The task — Locate every line that holds the string "title" and copy it.

Records for processing —
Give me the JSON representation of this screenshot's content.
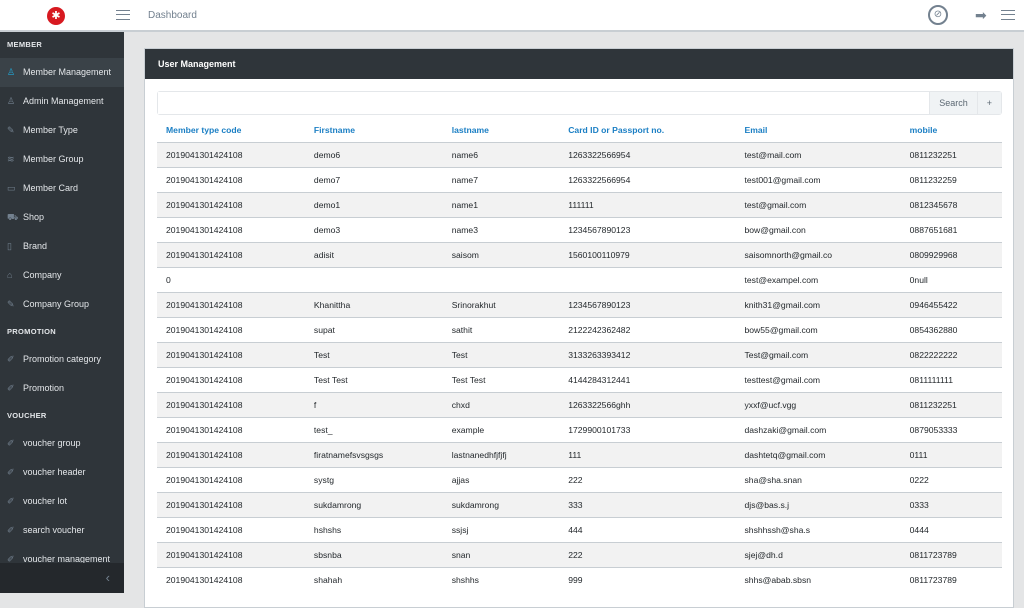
{
  "header": {
    "breadcrumb": "Dashboard"
  },
  "sidebar": {
    "sections": [
      {
        "title": "MEMBER",
        "items": [
          {
            "label": "Member Management",
            "icon": "user-icon",
            "active": true
          },
          {
            "label": "Admin Management",
            "icon": "user-icon"
          },
          {
            "label": "Member Type",
            "icon": "edit-icon"
          },
          {
            "label": "Member Group",
            "icon": "layers-icon"
          },
          {
            "label": "Member Card",
            "icon": "credit-card-icon"
          },
          {
            "label": "Shop",
            "icon": "cart-icon"
          },
          {
            "label": "Brand",
            "icon": "book-icon"
          },
          {
            "label": "Company",
            "icon": "home-icon"
          },
          {
            "label": "Company Group",
            "icon": "edit-icon"
          }
        ]
      },
      {
        "title": "PROMOTION",
        "items": [
          {
            "label": "Promotion category",
            "icon": "pencil-icon"
          },
          {
            "label": "Promotion",
            "icon": "pencil-icon"
          }
        ]
      },
      {
        "title": "VOUCHER",
        "items": [
          {
            "label": "voucher group",
            "icon": "pencil-icon"
          },
          {
            "label": "voucher header",
            "icon": "pencil-icon"
          },
          {
            "label": "voucher lot",
            "icon": "pencil-icon"
          },
          {
            "label": "search voucher",
            "icon": "pencil-icon"
          },
          {
            "label": "voucher management",
            "icon": "pencil-icon"
          }
        ]
      }
    ]
  },
  "card": {
    "title": "User Management",
    "search_label": "Search",
    "add_label": "+",
    "search_value": ""
  },
  "table": {
    "columns": [
      "Member type code",
      "Firstname",
      "lastname",
      "Card ID or Passport no.",
      "Email",
      "mobile"
    ],
    "rows": [
      [
        "2019041301424108",
        "demo6",
        "name6",
        "1263322566954",
        "test@mail.com",
        "0811232251"
      ],
      [
        "2019041301424108",
        "demo7",
        "name7",
        "1263322566954",
        "test001@gmail.com",
        "0811232259"
      ],
      [
        "2019041301424108",
        "demo1",
        "name1",
        "111111",
        "test@gmail.com",
        "0812345678"
      ],
      [
        "2019041301424108",
        "demo3",
        "name3",
        "1234567890123",
        "bow@gmail.con",
        "0887651681"
      ],
      [
        "2019041301424108",
        "adisit",
        "saisom",
        "1560100110979",
        "saisomnorth@gmail.co",
        "0809929968"
      ],
      [
        "0",
        "",
        "",
        "",
        "test@exampel.com",
        "0null"
      ],
      [
        "2019041301424108",
        "Khanittha",
        "Srinorakhut",
        "1234567890123",
        "knith31@gmail.com",
        "0946455422"
      ],
      [
        "2019041301424108",
        "supat",
        "sathit",
        "2122242362482",
        "bow55@gmail.com",
        "0854362880"
      ],
      [
        "2019041301424108",
        "Test",
        "Test",
        "3133263393412",
        "Test@gmail.com",
        "0822222222"
      ],
      [
        "2019041301424108",
        "Test Test",
        "Test Test",
        "4144284312441",
        "testtest@gmail.com",
        "0811111111"
      ],
      [
        "2019041301424108",
        "f",
        "chxd",
        "1263322566ghh",
        "yxxf@ucf.vgg",
        "0811232251"
      ],
      [
        "2019041301424108",
        "test_",
        "example",
        "1729900101733",
        "dashzaki@gmail.com",
        "0879053333"
      ],
      [
        "2019041301424108",
        "firatnamefsvsgsgs",
        "lastnanedhfjfjfj",
        "111",
        "dashtetq@gmail.com",
        "0111"
      ],
      [
        "2019041301424108",
        "systg",
        "ajjas",
        "222",
        "sha@sha.snan",
        "0222"
      ],
      [
        "2019041301424108",
        "sukdamrong",
        "sukdamrong",
        "333",
        "djs@bas.s.j",
        "0333"
      ],
      [
        "2019041301424108",
        "hshshs",
        "ssjsj",
        "444",
        "shshhssh@sha.s",
        "0444"
      ],
      [
        "2019041301424108",
        "sbsnba",
        "snan",
        "222",
        "sjej@dh.d",
        "0811723789"
      ],
      [
        "2019041301424108",
        "shahah",
        "shshhs",
        "999",
        "shhs@abab.sbsn",
        "0811723789"
      ]
    ]
  },
  "colors": {
    "sidebar": "#2f353a",
    "accent": "#20a8d8",
    "link": "#1b7fc4",
    "logo": "#d71920"
  }
}
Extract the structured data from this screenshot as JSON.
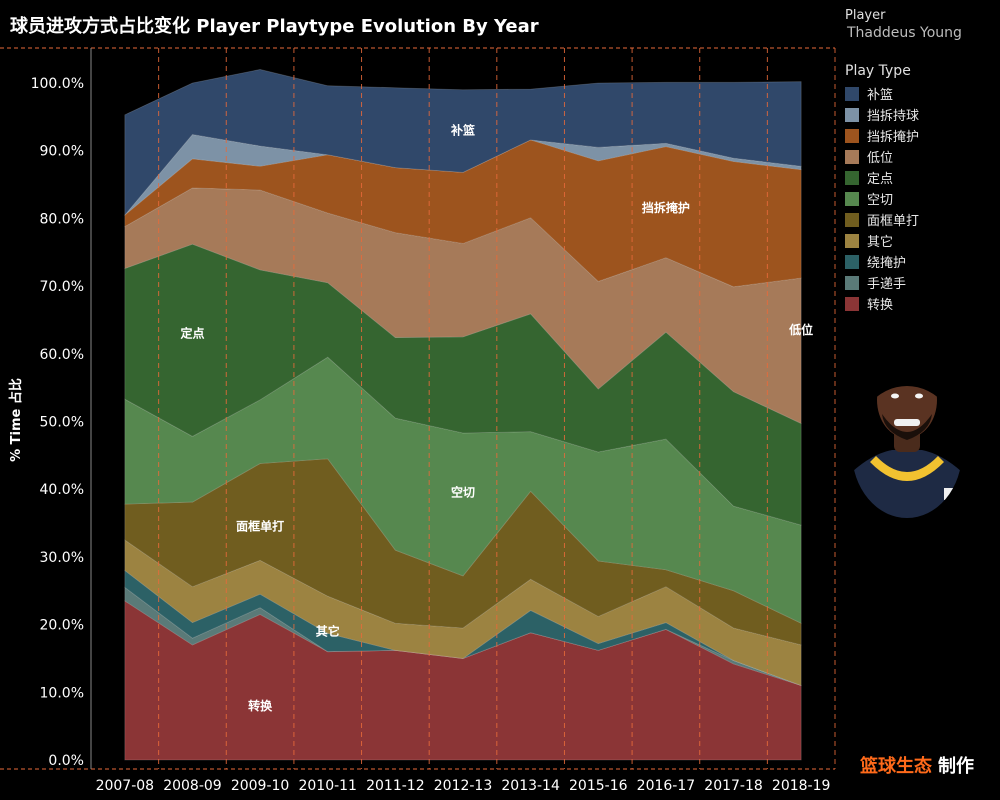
{
  "title": "球员进攻方式占比变化 Player Playtype Evolution By Year",
  "legend": {
    "player_label": "Player",
    "player_name": "Thaddeus Young",
    "playtype_label": "Play Type"
  },
  "credit": {
    "brand": "篮球生态",
    "suffix": "制作"
  },
  "chart_data": {
    "type": "area",
    "stacked": true,
    "ylabel": "% Time 占比",
    "ylim": [
      0,
      100
    ],
    "yticks": [
      "0.0%",
      "10.0%",
      "20.0%",
      "30.0%",
      "40.0%",
      "50.0%",
      "60.0%",
      "70.0%",
      "80.0%",
      "90.0%",
      "100.0%"
    ],
    "categories": [
      "2007-08",
      "2008-09",
      "2009-10",
      "2010-11",
      "2011-12",
      "2012-13",
      "2013-14",
      "2015-16",
      "2016-17",
      "2017-18",
      "2018-19"
    ],
    "grid": "vertical dashed",
    "series": [
      {
        "name": "转换",
        "color": "#8b3536",
        "values": [
          23.5,
          17.0,
          21.5,
          16.0,
          16.2,
          15.0,
          18.8,
          16.2,
          19.3,
          14.2,
          11.0
        ]
      },
      {
        "name": "手递手",
        "color": "#5a7a78",
        "values": [
          2.0,
          1.0,
          1.0,
          0.0,
          0.0,
          0.0,
          0.0,
          0.0,
          0.0,
          0.5,
          0.0
        ]
      },
      {
        "name": "绕掩护",
        "color": "#2c6166",
        "values": [
          2.5,
          2.3,
          2.0,
          2.7,
          0.0,
          0.0,
          3.3,
          1.0,
          1.0,
          0.0,
          0.0
        ]
      },
      {
        "name": "其它",
        "color": "#9c8341",
        "values": [
          4.5,
          5.3,
          5.0,
          5.5,
          4.0,
          4.5,
          4.6,
          4.0,
          5.3,
          4.8,
          6.0
        ]
      },
      {
        "name": "面框单打",
        "color": "#705d1f",
        "values": [
          5.3,
          12.5,
          14.3,
          20.3,
          10.8,
          7.7,
          13.0,
          8.2,
          2.5,
          5.5,
          3.2
        ]
      },
      {
        "name": "空切",
        "color": "#56884f",
        "values": [
          15.5,
          9.7,
          9.4,
          15.0,
          19.5,
          21.1,
          8.8,
          16.1,
          19.3,
          12.5,
          14.5
        ]
      },
      {
        "name": "定点",
        "color": "#356530",
        "values": [
          19.3,
          28.4,
          19.2,
          11.0,
          11.9,
          14.2,
          17.4,
          9.3,
          15.8,
          16.9,
          15.0
        ]
      },
      {
        "name": "其它",
        "color": "#9c8341",
        "values": [
          0,
          0,
          0,
          0,
          0,
          0,
          0,
          0,
          0,
          0,
          0
        ]
      },
      {
        "name": "低位",
        "color": "#a67a59",
        "values": [
          6.2,
          8.3,
          11.8,
          10.3,
          15.5,
          13.8,
          14.2,
          15.9,
          11.0,
          15.5,
          21.5
        ]
      },
      {
        "name": "挡拆掩护",
        "color": "#9d541e",
        "values": [
          1.7,
          4.3,
          3.5,
          8.6,
          9.6,
          10.5,
          11.5,
          17.8,
          16.4,
          18.5,
          16.0
        ]
      },
      {
        "name": "挡拆持球",
        "color": "#7d92a6",
        "values": [
          0.0,
          3.6,
          3.0,
          0.0,
          0.0,
          0.0,
          0.0,
          2.0,
          0.5,
          0.5,
          0.5
        ]
      },
      {
        "name": "补篮",
        "color": "#30486a",
        "values": [
          14.8,
          7.6,
          11.3,
          10.2,
          11.8,
          12.2,
          7.5,
          9.5,
          9.0,
          11.2,
          12.5
        ]
      }
    ],
    "legend_entries": [
      {
        "name": "补篮",
        "color": "#30486a"
      },
      {
        "name": "挡拆持球",
        "color": "#7d92a6"
      },
      {
        "name": "挡拆掩护",
        "color": "#9d541e"
      },
      {
        "name": "低位",
        "color": "#a67a59"
      },
      {
        "name": "定点",
        "color": "#356530"
      },
      {
        "name": "空切",
        "color": "#56884f"
      },
      {
        "name": "面框单打",
        "color": "#705d1f"
      },
      {
        "name": "其它",
        "color": "#9c8341"
      },
      {
        "name": "绕掩护",
        "color": "#2c6166"
      },
      {
        "name": "手递手",
        "color": "#5a7a78"
      },
      {
        "name": "转换",
        "color": "#8b3536"
      }
    ],
    "area_labels": [
      {
        "text": "补篮",
        "category": "2012-13",
        "value": 93
      },
      {
        "text": "挡拆掩护",
        "category": "2016-17",
        "value": 81.5
      },
      {
        "text": "低位",
        "category": "2018-19",
        "value": 63.5
      },
      {
        "text": "定点",
        "category": "2008-09",
        "value": 63
      },
      {
        "text": "空切",
        "category": "2012-13",
        "value": 39.5
      },
      {
        "text": "面框单打",
        "category": "2009-10",
        "value": 34.5
      },
      {
        "text": "其它",
        "category": "2010-11",
        "value": 19
      },
      {
        "text": "转换",
        "category": "2009-10",
        "value": 8
      }
    ]
  }
}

Task answer —
        "title": "MEMBER",
        "title": "PROMOTION",
        "title": "VOUCHER",
    "title": "User Management",
  "title": "球员进攻方式占比变化 Player Playtype Evolution By Year",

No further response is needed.